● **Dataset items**
·····

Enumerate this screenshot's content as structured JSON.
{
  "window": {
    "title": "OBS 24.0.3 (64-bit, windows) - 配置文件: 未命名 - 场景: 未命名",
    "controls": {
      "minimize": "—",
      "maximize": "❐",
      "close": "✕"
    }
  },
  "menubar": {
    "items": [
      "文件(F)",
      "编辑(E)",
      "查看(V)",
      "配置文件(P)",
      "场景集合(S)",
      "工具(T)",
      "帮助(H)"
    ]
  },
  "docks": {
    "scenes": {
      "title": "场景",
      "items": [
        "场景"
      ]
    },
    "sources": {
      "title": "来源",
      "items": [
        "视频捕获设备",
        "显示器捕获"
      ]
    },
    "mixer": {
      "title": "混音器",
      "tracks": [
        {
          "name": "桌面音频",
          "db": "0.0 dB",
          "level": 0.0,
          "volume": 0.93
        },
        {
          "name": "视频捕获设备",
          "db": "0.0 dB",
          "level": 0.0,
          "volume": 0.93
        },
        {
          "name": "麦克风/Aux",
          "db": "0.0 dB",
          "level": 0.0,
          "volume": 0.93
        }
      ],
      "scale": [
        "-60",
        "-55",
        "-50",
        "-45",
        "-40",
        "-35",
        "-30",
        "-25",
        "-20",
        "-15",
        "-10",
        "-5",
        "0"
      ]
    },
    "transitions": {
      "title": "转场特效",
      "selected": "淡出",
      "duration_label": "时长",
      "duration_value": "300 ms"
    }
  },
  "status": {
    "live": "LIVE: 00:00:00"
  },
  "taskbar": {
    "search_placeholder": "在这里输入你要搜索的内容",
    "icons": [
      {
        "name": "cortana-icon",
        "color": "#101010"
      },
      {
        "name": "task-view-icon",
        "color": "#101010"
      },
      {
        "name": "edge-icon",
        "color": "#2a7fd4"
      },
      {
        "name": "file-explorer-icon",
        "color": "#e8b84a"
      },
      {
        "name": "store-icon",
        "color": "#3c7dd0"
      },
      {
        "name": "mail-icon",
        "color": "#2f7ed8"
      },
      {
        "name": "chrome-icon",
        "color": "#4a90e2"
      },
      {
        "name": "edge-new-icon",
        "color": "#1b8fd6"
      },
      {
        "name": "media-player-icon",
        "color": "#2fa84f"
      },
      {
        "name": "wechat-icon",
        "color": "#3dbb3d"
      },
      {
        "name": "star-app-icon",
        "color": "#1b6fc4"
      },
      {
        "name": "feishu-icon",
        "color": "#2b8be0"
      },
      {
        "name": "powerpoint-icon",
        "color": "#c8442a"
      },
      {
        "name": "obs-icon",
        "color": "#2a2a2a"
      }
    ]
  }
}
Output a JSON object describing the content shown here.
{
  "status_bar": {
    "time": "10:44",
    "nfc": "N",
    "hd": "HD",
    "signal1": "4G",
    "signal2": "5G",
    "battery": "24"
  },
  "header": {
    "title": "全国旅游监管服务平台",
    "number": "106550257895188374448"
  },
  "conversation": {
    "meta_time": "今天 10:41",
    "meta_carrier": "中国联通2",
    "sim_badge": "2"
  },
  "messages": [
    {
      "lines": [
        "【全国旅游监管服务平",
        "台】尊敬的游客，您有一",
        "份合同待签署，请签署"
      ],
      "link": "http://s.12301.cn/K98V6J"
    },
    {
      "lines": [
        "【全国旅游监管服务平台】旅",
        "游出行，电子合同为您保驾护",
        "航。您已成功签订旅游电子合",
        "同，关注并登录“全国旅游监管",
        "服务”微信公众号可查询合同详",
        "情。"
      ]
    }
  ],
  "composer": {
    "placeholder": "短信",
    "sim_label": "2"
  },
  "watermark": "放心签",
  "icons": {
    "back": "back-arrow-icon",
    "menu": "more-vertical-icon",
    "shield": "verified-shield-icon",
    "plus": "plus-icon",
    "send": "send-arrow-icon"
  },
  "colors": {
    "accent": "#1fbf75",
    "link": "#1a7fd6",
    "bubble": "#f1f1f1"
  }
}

·····

● **Problem requirements**
Reproduce the records in full, exactly as written.

● **Worked answer**
Enumerate this screenshot's content as structured JSON.
{
  "window": {
    "title": "OBS 24.0.3 (64-bit, windows) - 配置文件: 未命名 - 场景: 未命名",
    "controls": {
      "minimize": "—",
      "maximize": "❐",
      "close": "✕"
    }
  },
  "menubar": {
    "items": [
      "文件(F)",
      "编辑(E)",
      "查看(V)",
      "配置文件(P)",
      "场景集合(S)",
      "工具(T)",
      "帮助(H)"
    ]
  },
  "docks": {
    "scenes": {
      "title": "场景",
      "items": [
        "场景"
      ]
    },
    "sources": {
      "title": "来源",
      "items": [
        "视频捕获设备",
        "显示器捕获"
      ]
    },
    "mixer": {
      "title": "混音器",
      "tracks": [
        {
          "name": "桌面音频",
          "db": "0.0 dB",
          "level": 0.0,
          "volume": 0.93
        },
        {
          "name": "视频捕获设备",
          "db": "0.0 dB",
          "level": 0.0,
          "volume": 0.93
        },
        {
          "name": "麦克风/Aux",
          "db": "0.0 dB",
          "level": 0.0,
          "volume": 0.93
        }
      ],
      "scale": [
        "-60",
        "-55",
        "-50",
        "-45",
        "-40",
        "-35",
        "-30",
        "-25",
        "-20",
        "-15",
        "-10",
        "-5",
        "0"
      ]
    },
    "transitions": {
      "title": "转场特效",
      "selected": "淡出",
      "duration_label": "时长",
      "duration_value": "300 ms"
    }
  },
  "status": {
    "live": "LIVE: 00:00:00"
  },
  "taskbar": {
    "search_placeholder": "在这里输入你要搜索的内容",
    "icons": [
      {
        "name": "cortana-icon",
        "color": "#101010"
      },
      {
        "name": "task-view-icon",
        "color": "#101010"
      },
      {
        "name": "edge-icon",
        "color": "#2a7fd4"
      },
      {
        "name": "file-explorer-icon",
        "color": "#e8b84a"
      },
      {
        "name": "store-icon",
        "color": "#3c7dd0"
      },
      {
        "name": "mail-icon",
        "color": "#2f7ed8"
      },
      {
        "name": "chrome-icon",
        "color": "#4a90e2"
      },
      {
        "name": "edge-new-icon",
        "color": "#1b8fd6"
      },
      {
        "name": "media-player-icon",
        "color": "#2fa84f"
      },
      {
        "name": "wechat-icon",
        "color": "#3dbb3d"
      },
      {
        "name": "star-app-icon",
        "color": "#1b6fc4"
      },
      {
        "name": "feishu-icon",
        "color": "#2b8be0"
      },
      {
        "name": "powerpoint-icon",
        "color": "#c8442a"
      },
      {
        "name": "obs-icon",
        "color": "#2a2a2a"
      }
    ]
  }
}
Output a JSON object describing the content shown here.
{
  "status_bar": {
    "time": "10:44",
    "nfc": "N",
    "hd": "HD",
    "signal1": "4G",
    "signal2": "5G",
    "battery": "24"
  },
  "header": {
    "title": "全国旅游监管服务平台",
    "number": "106550257895188374448"
  },
  "conversation": {
    "meta_time": "今天 10:41",
    "meta_carrier": "中国联通2",
    "sim_badge": "2"
  },
  "messages": [
    {
      "lines": [
        "【全国旅游监管服务平",
        "台】尊敬的游客，您有一",
        "份合同待签署，请签署"
      ],
      "link": "http://s.12301.cn/K98V6J"
    },
    {
      "lines": [
        "【全国旅游监管服务平台】旅",
        "游出行，电子合同为您保驾护",
        "航。您已成功签订旅游电子合",
        "同，关注并登录“全国旅游监管",
        "服务”微信公众号可查询合同详",
        "情。"
      ]
    }
  ],
  "composer": {
    "placeholder": "短信",
    "sim_label": "2"
  },
  "watermark": "放心签",
  "icons": {
    "back": "back-arrow-icon",
    "menu": "more-vertical-icon",
    "shield": "verified-shield-icon",
    "plus": "plus-icon",
    "send": "send-arrow-icon"
  },
  "colors": {
    "accent": "#1fbf75",
    "link": "#1a7fd6",
    "bubble": "#f1f1f1"
  }
}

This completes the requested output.